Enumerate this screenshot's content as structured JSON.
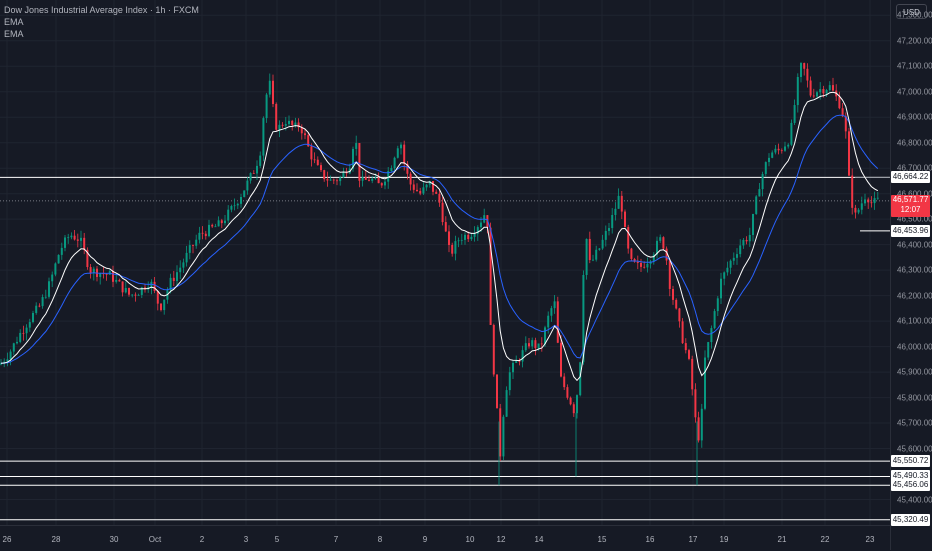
{
  "legend": {
    "title": "Dow Jones Industrial Average Index · 1h · FXCM",
    "ema1": "EMA",
    "ema2": "EMA"
  },
  "currency_button": "USD",
  "price_axis": {
    "ticks": [
      "47,300.00",
      "47,200.00",
      "47,100.00",
      "47,000.00",
      "46,900.00",
      "46,800.00",
      "46,700.00",
      "46,600.00",
      "46,500.00",
      "46,400.00",
      "46,300.00",
      "46,200.00",
      "46,100.00",
      "46,000.00",
      "45,900.00",
      "45,800.00",
      "45,700.00",
      "45,600.00",
      "45,400.00"
    ],
    "level_labels": [
      "46,664.22",
      "46,453.96",
      "45,550.72",
      "45,490.33",
      "45,456.06",
      "45,320.49"
    ],
    "current_price": "46,571.77",
    "countdown": "12:07"
  },
  "time_axis": {
    "labels": [
      "26",
      "28",
      "30",
      "Oct",
      "2",
      "3",
      "5",
      "7",
      "8",
      "9",
      "10",
      "12",
      "14",
      "15",
      "16",
      "17",
      "19",
      "21",
      "22",
      "23"
    ]
  },
  "colors": {
    "background": "#161a25",
    "grid": "#1f2430",
    "up_candle": "#089981",
    "down_candle": "#f23645",
    "ema_fast": "#ffffff",
    "ema_slow": "#2962ff",
    "level_line": "#ffffff"
  },
  "chart_data": {
    "type": "candlestick",
    "symbol": "Dow Jones Industrial Average Index",
    "interval": "1h",
    "source": "FXCM",
    "currency": "USD",
    "ylim": [
      45300,
      47360
    ],
    "x_labels": [
      "26",
      "28",
      "30",
      "Oct",
      "2",
      "3",
      "5",
      "7",
      "8",
      "9",
      "10",
      "12",
      "14",
      "15",
      "16",
      "17",
      "19",
      "21",
      "22",
      "23"
    ],
    "horizontal_levels": [
      46664.22,
      46453.96,
      45550.72,
      45490.33,
      45456.06,
      45320.49
    ],
    "current_price": 46571.77,
    "price_path_waypoints": [
      [
        0,
        45930
      ],
      [
        10,
        45980
      ],
      [
        20,
        46050
      ],
      [
        30,
        46110
      ],
      [
        40,
        46160
      ],
      [
        50,
        46250
      ],
      [
        60,
        46380
      ],
      [
        70,
        46440
      ],
      [
        80,
        46420
      ],
      [
        90,
        46300
      ],
      [
        100,
        46290
      ],
      [
        110,
        46280
      ],
      [
        120,
        46240
      ],
      [
        130,
        46200
      ],
      [
        140,
        46220
      ],
      [
        150,
        46260
      ],
      [
        160,
        46150
      ],
      [
        170,
        46250
      ],
      [
        180,
        46310
      ],
      [
        190,
        46380
      ],
      [
        200,
        46440
      ],
      [
        210,
        46460
      ],
      [
        220,
        46480
      ],
      [
        230,
        46530
      ],
      [
        240,
        46590
      ],
      [
        250,
        46660
      ],
      [
        255,
        46700
      ],
      [
        260,
        46760
      ],
      [
        265,
        46970
      ],
      [
        270,
        47030
      ],
      [
        275,
        46870
      ],
      [
        280,
        46860
      ],
      [
        285,
        46890
      ],
      [
        290,
        46870
      ],
      [
        295,
        46860
      ],
      [
        300,
        46870
      ],
      [
        305,
        46820
      ],
      [
        310,
        46760
      ],
      [
        320,
        46680
      ],
      [
        330,
        46650
      ],
      [
        340,
        46660
      ],
      [
        350,
        46720
      ],
      [
        355,
        46840
      ],
      [
        360,
        46640
      ],
      [
        370,
        46660
      ],
      [
        380,
        46630
      ],
      [
        390,
        46700
      ],
      [
        400,
        46820
      ],
      [
        405,
        46700
      ],
      [
        410,
        46640
      ],
      [
        420,
        46600
      ],
      [
        430,
        46640
      ],
      [
        440,
        46560
      ],
      [
        450,
        46360
      ],
      [
        460,
        46430
      ],
      [
        470,
        46440
      ],
      [
        480,
        46490
      ],
      [
        487,
        46540
      ],
      [
        490,
        46100
      ],
      [
        495,
        45850
      ],
      [
        500,
        45570
      ],
      [
        505,
        45820
      ],
      [
        510,
        45900
      ],
      [
        520,
        45960
      ],
      [
        530,
        46020
      ],
      [
        540,
        45990
      ],
      [
        550,
        46140
      ],
      [
        555,
        46170
      ],
      [
        560,
        45880
      ],
      [
        570,
        45790
      ],
      [
        575,
        45740
      ],
      [
        580,
        45930
      ],
      [
        585,
        46470
      ],
      [
        590,
        46320
      ],
      [
        600,
        46390
      ],
      [
        610,
        46480
      ],
      [
        620,
        46600
      ],
      [
        625,
        46450
      ],
      [
        630,
        46330
      ],
      [
        640,
        46310
      ],
      [
        650,
        46350
      ],
      [
        660,
        46420
      ],
      [
        665,
        46390
      ],
      [
        670,
        46240
      ],
      [
        680,
        46070
      ],
      [
        690,
        45920
      ],
      [
        695,
        45720
      ],
      [
        700,
        45620
      ],
      [
        705,
        45950
      ],
      [
        710,
        46040
      ],
      [
        720,
        46250
      ],
      [
        730,
        46330
      ],
      [
        740,
        46400
      ],
      [
        750,
        46440
      ],
      [
        760,
        46650
      ],
      [
        770,
        46760
      ],
      [
        780,
        46770
      ],
      [
        790,
        46820
      ],
      [
        795,
        46960
      ],
      [
        800,
        47100
      ],
      [
        805,
        47080
      ],
      [
        810,
        46990
      ],
      [
        820,
        47010
      ],
      [
        830,
        47020
      ],
      [
        840,
        46950
      ],
      [
        845,
        46880
      ],
      [
        850,
        46600
      ],
      [
        855,
        46510
      ],
      [
        860,
        46550
      ],
      [
        866,
        46600
      ],
      [
        872,
        46560
      ],
      [
        878,
        46572
      ]
    ]
  }
}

Exercise goal.
Copy each line of the preceding data that contains the string "Industrial".

Solution to the problem.
    "title": "Dow Jones Industrial Average Index · 1h · FXCM",
    "symbol": "Dow Jones Industrial Average Index",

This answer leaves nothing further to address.